* [Description of the task]: Render the material below as a numbered list, one line per entry and no blank lines, and leave the picture out of your answer.

---------------

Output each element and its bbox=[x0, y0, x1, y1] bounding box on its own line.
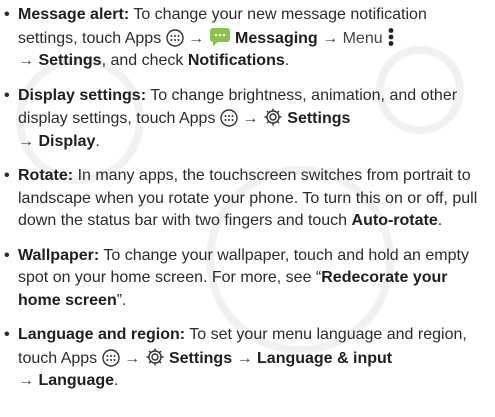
bullet: • bbox=[4, 86, 10, 104]
bullet: • bbox=[4, 246, 10, 264]
settings-label: Settings bbox=[287, 110, 351, 127]
list-item-wallpaper: • Wallpaper: To change your wallpaper, t… bbox=[4, 245, 490, 313]
bullet: • bbox=[4, 6, 10, 23]
item-title: Display settings: bbox=[18, 86, 147, 104]
arrow: → bbox=[188, 29, 205, 47]
arrow: → bbox=[18, 372, 34, 389]
arrow: → bbox=[236, 349, 253, 367]
apps-icon bbox=[165, 28, 184, 47]
list-item-display-settings: • Display settings: To change brightness… bbox=[4, 85, 490, 154]
list-item-rotate: • Rotate: In many apps, the touchscreen … bbox=[4, 165, 490, 233]
item-title: Rotate: bbox=[18, 167, 74, 184]
item-title: Wallpaper: bbox=[18, 246, 100, 264]
list-item-message-alert: • Message alert: To change your new mess… bbox=[4, 4, 490, 73]
settings-gear-icon bbox=[264, 108, 282, 126]
item-text: . bbox=[95, 132, 100, 150]
settings-tips-list: • Message alert: To change your new mess… bbox=[4, 4, 490, 405]
language-input-label: Language & input bbox=[257, 349, 393, 367]
bullet: • bbox=[4, 167, 10, 184]
arrow-menu: → Menu bbox=[322, 29, 383, 47]
settings-label: Settings bbox=[38, 52, 102, 69]
notifications-label: Notifications bbox=[187, 52, 285, 69]
item-text: . bbox=[284, 52, 290, 69]
settings-gear-icon bbox=[146, 348, 164, 365]
messaging-label: Messaging bbox=[235, 29, 318, 47]
item-text: . bbox=[114, 372, 119, 389]
item-text: . bbox=[437, 212, 443, 229]
item-title: Message alert: bbox=[18, 6, 130, 23]
item-text: ”. bbox=[116, 291, 127, 309]
arrow: → bbox=[242, 110, 259, 127]
apps-icon bbox=[101, 348, 120, 367]
apps-icon bbox=[220, 109, 238, 127]
display-label: Display bbox=[38, 132, 96, 150]
settings-label: Settings bbox=[168, 349, 233, 367]
language-label: Language bbox=[38, 372, 115, 389]
menu-icon bbox=[388, 27, 394, 46]
auto-rotate-label: Auto-rotate bbox=[351, 212, 438, 229]
arrow: → bbox=[18, 132, 34, 150]
item-title: Language and region: bbox=[18, 326, 186, 343]
arrow: → bbox=[18, 52, 34, 69]
messaging-icon bbox=[209, 27, 230, 46]
item-text: , and check bbox=[101, 52, 184, 69]
arrow: → bbox=[124, 349, 141, 367]
list-item-language-region: • Language and region: To set your menu … bbox=[4, 324, 490, 393]
bullet: • bbox=[4, 326, 10, 343]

---------------

* [Answer below]:
1. Output each element and its bbox=[x0, y0, x1, y1] bounding box on its own line.
2. bullet: • bbox=[4, 86, 10, 104]
3. bullet: • bbox=[4, 246, 10, 264]
4. settings-label: Settings bbox=[287, 110, 351, 127]
5. list-item-wallpaper: • Wallpaper: To change your wallpaper, t… bbox=[4, 245, 490, 313]
6. bullet: • bbox=[4, 6, 10, 23]
7. item-title: Display settings: bbox=[18, 86, 147, 104]
8. arrow: → bbox=[188, 29, 205, 47]
9. arrow: → bbox=[18, 372, 34, 389]
10. arrow: → bbox=[236, 349, 253, 367]
11. apps-icon bbox=[165, 28, 184, 47]
12. list-item-display-settings: • Display settings: To change brightness… bbox=[4, 85, 490, 154]
13. list-item-rotate: • Rotate: In many apps, the touchscreen … bbox=[4, 165, 490, 233]
14. item-title: Rotate: bbox=[18, 167, 74, 184]
15. item-title: Wallpaper: bbox=[18, 246, 100, 264]
16. list-item-message-alert: • Message alert: To change your new mess… bbox=[4, 4, 490, 73]
17. settings-gear-icon bbox=[264, 108, 282, 126]
18. item-text: . bbox=[95, 132, 100, 150]
19. settings-tips-list: • Message alert: To change your new mess… bbox=[4, 4, 490, 405]
20. language-input-label: Language & input bbox=[257, 349, 393, 367]
21. bullet: • bbox=[4, 167, 10, 184]
22. arrow-menu: → Menu bbox=[322, 29, 383, 47]
23. settings-label: Settings bbox=[38, 52, 102, 69]
24. notifications-label: Notifications bbox=[187, 52, 285, 69]
25. item-text: . bbox=[284, 52, 290, 69]
26. settings-gear-icon bbox=[146, 348, 164, 365]
27. messaging-label: Messaging bbox=[235, 29, 318, 47]
28. item-text: . bbox=[114, 372, 119, 389]
29. item-text: . bbox=[437, 212, 443, 229]
30. item-title: Message alert: bbox=[18, 6, 130, 23]
31. item-text: ”. bbox=[116, 291, 127, 309]
32. arrow: → bbox=[242, 110, 259, 127]
33. apps-icon bbox=[101, 348, 120, 367]
34. apps-icon bbox=[220, 109, 238, 127]
35. display-label: Display bbox=[38, 132, 96, 150]
36. settings-label: Settings bbox=[168, 349, 233, 367]
37. language-label: Language bbox=[38, 372, 115, 389]
38. menu-icon bbox=[388, 27, 394, 46]
39. auto-rotate-label: Auto-rotate bbox=[351, 212, 438, 229]
40. arrow: → bbox=[18, 132, 34, 150]
41. item-title: Language and region: bbox=[18, 326, 186, 343]
42. arrow: → bbox=[18, 52, 34, 69]
43. messaging-icon bbox=[209, 27, 230, 46]
44. item-text: , and check bbox=[101, 52, 184, 69]
45. arrow: → bbox=[124, 349, 141, 367]
46. list-item-language-region: • Language and region: To set your menu … bbox=[4, 324, 490, 393]
47. bullet: • bbox=[4, 326, 10, 343]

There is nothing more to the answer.